(Task requirements): Identify each line containing the word "expression" and copy it.

(Information supplied):
+ + +
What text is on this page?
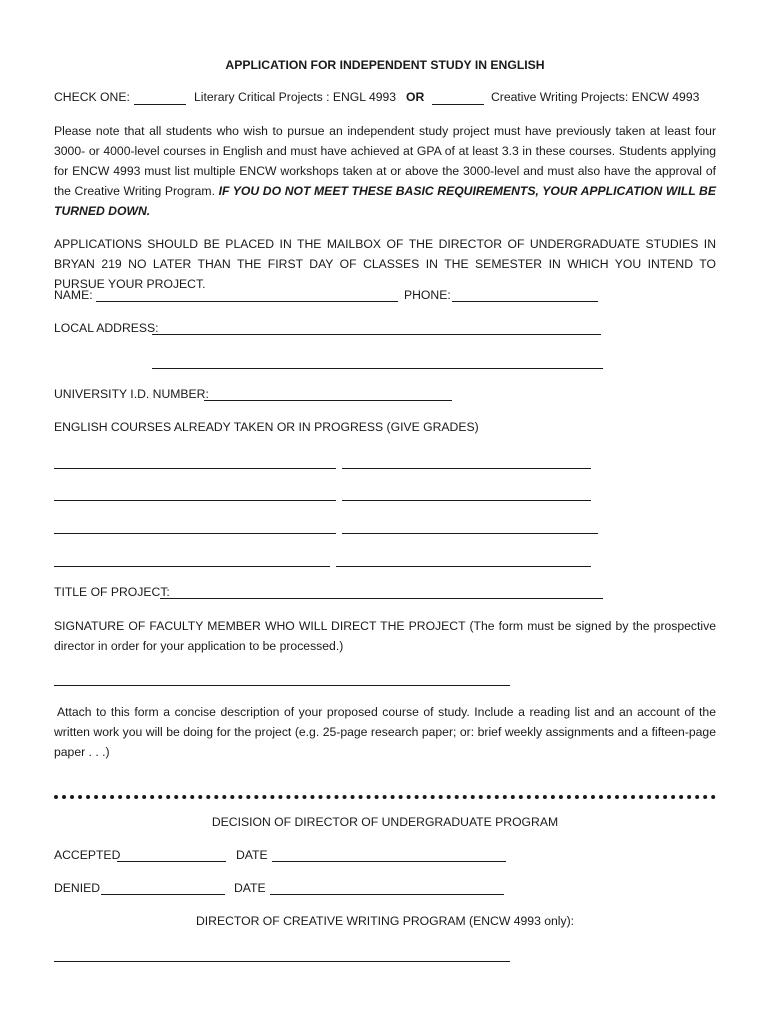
APPLICATION FOR INDEPENDENT STUDY IN ENGLISH
CHECK ONE:	Literary Critical Projects : ENGL 4993 OR	Creative Writing Projects: ENCW 4993
Please note that all students who wish to pursue an independent study project must have previously taken at least four 3000- or 4000-level courses in English and must have achieved at GPA of at least 3.3 in these courses. Students applying for ENCW 4993 must list multiple ENCW workshops taken at or above the 3000-level and must also have the approval of the Creative Writing Program. IF YOU DO NOT MEET THESE BASIC REQUIREMENTS, YOUR APPLICATION WILL BE TURNED DOWN.
APPLICATIONS SHOULD BE PLACED IN THE MAILBOX OF THE DIRECTOR OF UNDERGRADUATE STUDIES IN BRYAN 219 NO LATER THAN THE FIRST DAY OF CLASSES IN THE SEMESTER IN WHICH YOU INTEND TO PURSUE YOUR PROJECT.
NAME:	PHONE:
LOCAL ADDRESS:
UNIVERSITY I.D. NUMBER:
ENGLISH COURSES ALREADY TAKEN OR IN PROGRESS (GIVE GRADES)
TITLE OF PROJECT:
SIGNATURE OF FACULTY MEMBER WHO WILL DIRECT THE PROJECT (The form must be signed by the prospective director in order for your application to be processed.)
Attach to this form a concise description of your proposed course of study. Include a reading list and an account of the written work you will be doing for the project (e.g. 25-page research paper; or: brief weekly assignments and a fifteen-page paper . . .)
DECISION OF DIRECTOR OF UNDERGRADUATE PROGRAM
ACCEPTED	DATE
DENIED	DATE
DIRECTOR OF CREATIVE WRITING PROGRAM (ENCW 4993 only):
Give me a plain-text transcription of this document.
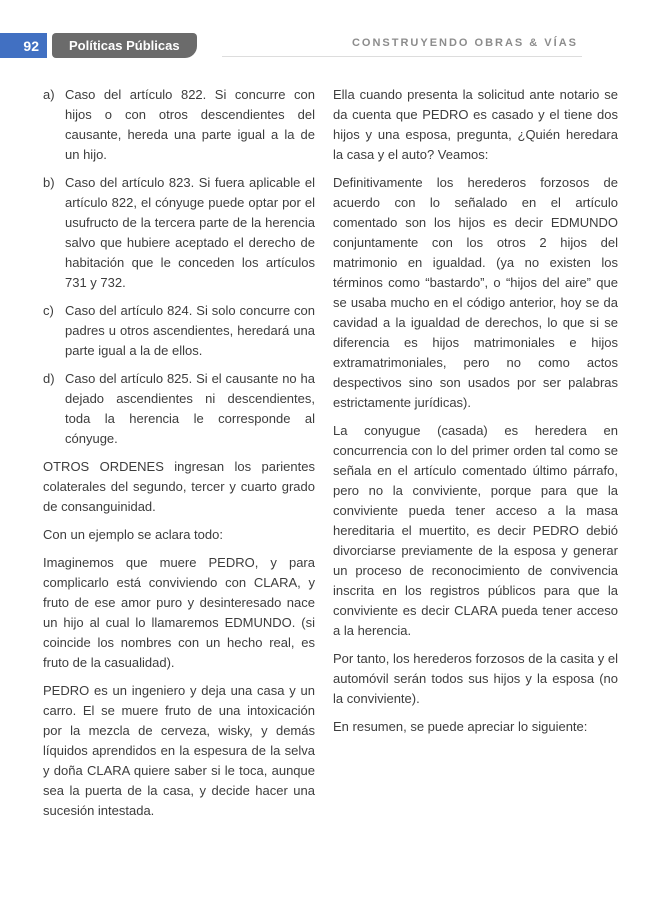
CONSTRUYENDO OBRAS & VÍAS
92	Políticas Públicas
a) Caso del artículo 822. Si concurre con hijos o con otros descendientes del causante, hereda una parte igual a la de un hijo.
b) Caso del artículo 823. Si fuera aplicable el artículo 822, el cónyuge puede optar por el usufructo de la tercera parte de la herencia salvo que hubiere aceptado el derecho de habitación que le conceden los artículos 731 y 732.
c) Caso del artículo 824. Si solo concurre con padres u otros ascendientes, heredará una parte igual a la de ellos.
d) Caso del artículo 825. Si el causante no ha dejado ascendientes ni descendientes, toda la herencia le corresponde al cónyuge.

OTROS ORDENES ingresan los parientes colaterales del segundo, tercer y cuarto grado de consanguinidad.

Con un ejemplo se aclara todo:

Imaginemos que muere PEDRO, y para complicarlo está conviviendo con CLARA, y fruto de ese amor puro y desinteresado nace un hijo al cual lo llamaremos EDMUNDO. (si coincide los nombres con un hecho real, es fruto de la casualidad).

PEDRO es un ingeniero y deja una casa y un carro. El se muere fruto de una intoxicación por la mezcla de cerveza, wisky, y demás líquidos aprendidos en la espesura de la selva y doña CLARA quiere saber si le toca, aunque sea la puerta de la casa, y decide hacer una sucesión intestada.

Ella cuando presenta la solicitud ante notario se da cuenta que PEDRO es casado y el tiene dos hijos y una esposa, pregunta, ¿Quién heredara la casa y el auto? Veamos:

Definitivamente los herederos forzosos de acuerdo con lo señalado en el artículo comentado son los hijos es decir EDMUNDO conjuntamente con los otros 2 hijos del matrimonio en igualdad. (ya no existen los términos como “bastardo”, o “hijos del aire” que se usaba mucho en el código anterior, hoy se da cavidad a la igualdad de derechos, lo que si se diferencia es hijos matrimoniales e hijos extramatrimoniales, pero no como actos despectivos sino son usados por ser palabras estrictamente jurídicas).

La conyugue (casada) es heredera en concurrencia con lo del primer orden tal como se señala en el artículo comentado último párrafo, pero no la conviviente, porque para que la conviviente pueda tener acceso a la masa hereditaria el muertito, es decir PEDRO debió divorciarse previamente de la esposa y generar un proceso de reconocimiento de convivencia inscrita en los registros públicos para que la conviviente es decir CLARA pueda tener acceso a la herencia.

Por tanto, los herederos forzosos de la casita y el automóvil serán todos sus hijos y la esposa (no la conviviente).

En resumen, se puede apreciar lo siguiente:
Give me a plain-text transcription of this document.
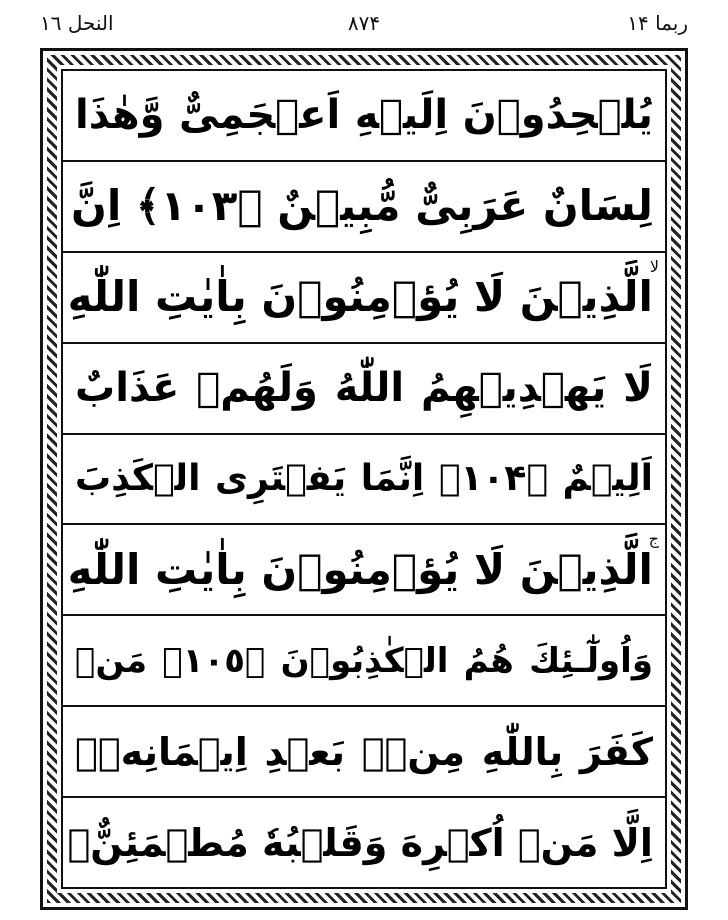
النحل ١٦	٨٧۴	ربما ١۴
يُلۡحِدُوۡنَ اِلَيۡهِ اَعۡجَمِىٌّ وَّهٰذَا
لِسَانٌ عَرَبِىٌّ مُّبِيۡنٌ ﴿١٠٣﴾ اِنَّ
لا
الَّذِيۡنَ لَا يُؤۡمِنُوۡنَ بِاٰيٰتِ اللّٰهِ
لَا يَهۡدِيۡهِمُ اللّٰهُ وَلَهُمۡ عَذَابٌ
اَلِيۡمٌ ﴿١٠۴﴾ اِنَّمَا يَفۡتَرِى الۡكَذِبَ
ج
الَّذِيۡنَ لَا يُؤۡمِنُوۡنَ بِاٰيٰتِ اللّٰهِ
وَاُولٰٓـئِكَ هُمُ الۡكٰذِبُوۡنَ ﴿١٠٥﴾ مَنۡ
كَفَرَ بِاللّٰهِ مِنۡۢ بَعۡدِ اِيۡمَانِهٖۤ
اِلَّا مَنۡ اُكۡرِهَ وَقَلۡبُهٗ مُطۡمَئِنٌّۢ
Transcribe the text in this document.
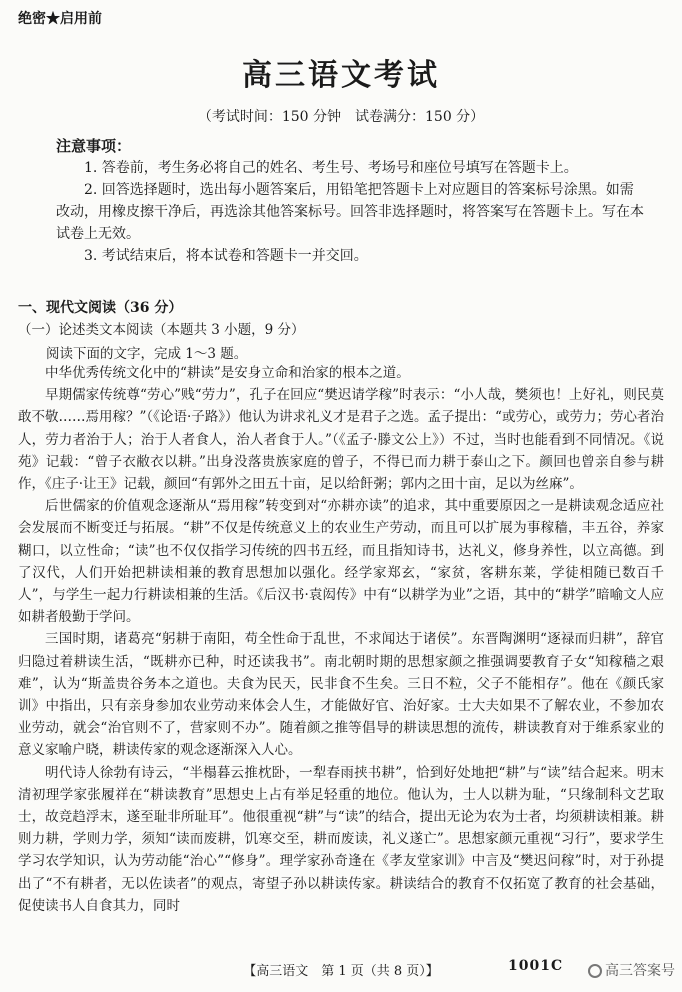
绝密★启用前
高三语文考试
（考试时间：150 分钟　试卷满分：150 分）
注意事项：
1. 答卷前，考生务必将自己的姓名、考生号、考场号和座位号填写在答题卡上。
2. 回答选择题时，选出每小题答案后，用铅笔把答题卡上对应题目的答案标号涂黑。如需改动，用橡皮擦干净后，再选涂其他答案标号。回答非选择题时，将答案写在答题卡上。写在本试卷上无效。
3. 考试结束后，将本试卷和答题卡一并交回。
一、现代文阅读（36 分）
（一）论述类文本阅读（本题共 3 小题，9 分）
阅读下面的文字，完成 1～3 题。

中华优秀传统文化中的“耕读”是安身立命和治家的根本之道。

早期儒家传统尊“劳心”贱“劳力”，孔子在回应“樊迟请学稼”时表示：“小人哉，樊须也！上好礼，则民莫敢不敬……焉用稼？”（《论语·子路》）他认为讲求礼义才是君子之选。孟子提出：“或劳心，或劳力；劳心者治人，劳力者治于人；治于人者食人，治人者食于人。”（《孟子·滕文公上》）不过，当时也能看到不同情况。《说苑》记载：“曾子衣敝衣以耕。”出身没落贵族家庭的曾子，不得已而力耕于泰山之下。颜回也曾亲自参与耕作，《庄子·让王》记载，颜回“有郭外之田五十亩，足以给飦粥；郭内之田十亩，足以为丝麻”。

后世儒家的价值观念逐渐从“焉用稼”转变到对“亦耕亦读”的追求，其中重要原因之一是耕读观念适应社会发展而不断变迁与拓展。“耕”不仅是传统意义上的农业生产劳动，而且可以扩展为事稼穑，丰五谷，养家糊口，以立性命；“读”也不仅仅指学习传统的四书五经，而且指知诗书，达礼义，修身养性，以立高德。到了汉代，人们开始把耕读相兼的教育思想加以强化。经学家郑玄，“家贫，客耕东莱，学徒相随已数百千人”，与学生一起力行耕读相兼的生活。《后汉书·袁闳传》中有“以耕学为业”之语，其中的“耕学”暗喻文人应如耕者般勤于学问。

三国时期，诸葛亮“躬耕于南阳，苟全性命于乱世，不求闻达于诸侯”。东晋陶渊明“逐禄而归耕”，辞官归隐过着耕读生活，“既耕亦已种，时还读我书”。南北朝时期的思想家颜之推强调要教育子女“知稼穑之艰难”，认为“斯盖贵谷务本之道也。夫食为民天，民非食不生矣。三日不粒，父子不能相存”。他在《颜氏家训》中指出，只有亲身参加农业劳动来体会人生，才能做好官、治好家。士大夫如果不了解农业，不参加农业劳动，就会“治官则不了，营家则不办”。随着颜之推等倡导的耕读思想的流传，耕读教育对于维系家业的意义家喻户晓，耕读传家的观念逐渐深入人心。

明代诗人徐勃有诗云，“半榻暮云推枕卧，一犁春雨挟书耕”，恰到好处地把“耕”与“读”结合起来。明末清初理学家张履祥在“耕读教育”思想史上占有举足轻重的地位。他认为，士人以耕为耻，“只缘制科文艺取士，故竞趋浮末，遂至耻非所耻耳”。他很重视“耕”与“读”的结合，提出无论为农为士者，均须耕读相兼。耕则力耕，学则力学，须知“读而废耕，饥寒交至，耕而废读，礼义遂亡”。思想家颜元重视“习行”，要求学生学习农学知识，认为劳动能“治心”“修身”。理学家孙奇逢在《孝友堂家训》中言及“樊迟问稼”时，对于孙提出了“不有耕者，无以佐读者”的观点，寄望子孙以耕读传家。耕读结合的教育不仅拓宽了教育的社会基础，促使读书人自食其力，同时

【高三语文　第 1 页（共 8 页）】	1001C	高三答案号
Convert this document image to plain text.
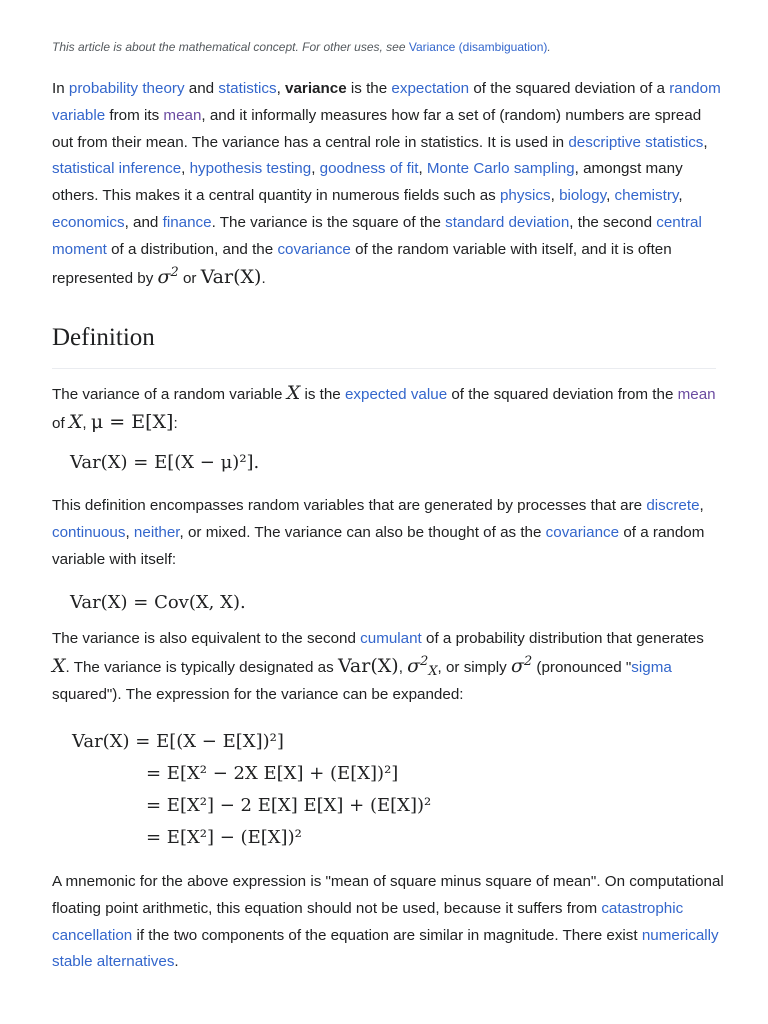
This article is about the mathematical concept. For other uses, see Variance (disambiguation).
In probability theory and statistics, variance is the expectation of the squared deviation of a random variable from its mean, and it informally measures how far a set of (random) numbers are spread out from their mean. The variance has a central role in statistics. It is used in descriptive statistics, statistical inference, hypothesis testing, goodness of fit, Monte Carlo sampling, amongst many others. This makes it a central quantity in numerous fields such as physics, biology, chemistry, economics, and finance. The variance is the square of the standard deviation, the second central moment of a distribution, and the covariance of the random variable with itself, and it is often represented by $\sigma^2$ or Var(X).
Definition
The variance of a random variable X is the expected value of the squared deviation from the mean of X, μ = E[X]:
Var(X) = E[(X − μ)²].
This definition encompasses random variables that are generated by processes that are discrete, continuous, neither, or mixed. The variance can also be thought of as the covariance of a random variable with itself:
Var(X) = Cov(X, X).
The variance is also equivalent to the second cumulant of a probability distribution that generates X. The variance is typically designated as Var(X), $\sigma^2_X$, or simply $\sigma^2$ (pronounced "sigma squared"). The expression for the variance can be expanded:
Var(X) = E[(X − E[X])²]
= E[X² − 2X E[X] + (E[X])²]
= E[X²] − 2 E[X] E[X] + (E[X])²
= E[X²] − (E[X])²
A mnemonic for the above expression is "mean of square minus square of mean". On computational floating point arithmetic, this equation should not be used, because it suffers from catastrophic cancellation if the two components of the equation are similar in magnitude. There exist numerically stable alternatives.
+ + +
(Reply):
The variance is also equivalent to the second cumulant of a probability distribution that generates X. The variance is typically designated as Var(X), $\sigma^2_X$, or simply $\sigma^2$ (pronounced "sigma squared"). The expression for the variance can be expanded:
A mnemonic for the above expression is "mean of square minus square of mean". On computational floating point arithmetic, this equation should not be used, because it suffers from catastrophic cancellation if the two components of the equation are similar in magnitude. There exist numerically stable alternatives.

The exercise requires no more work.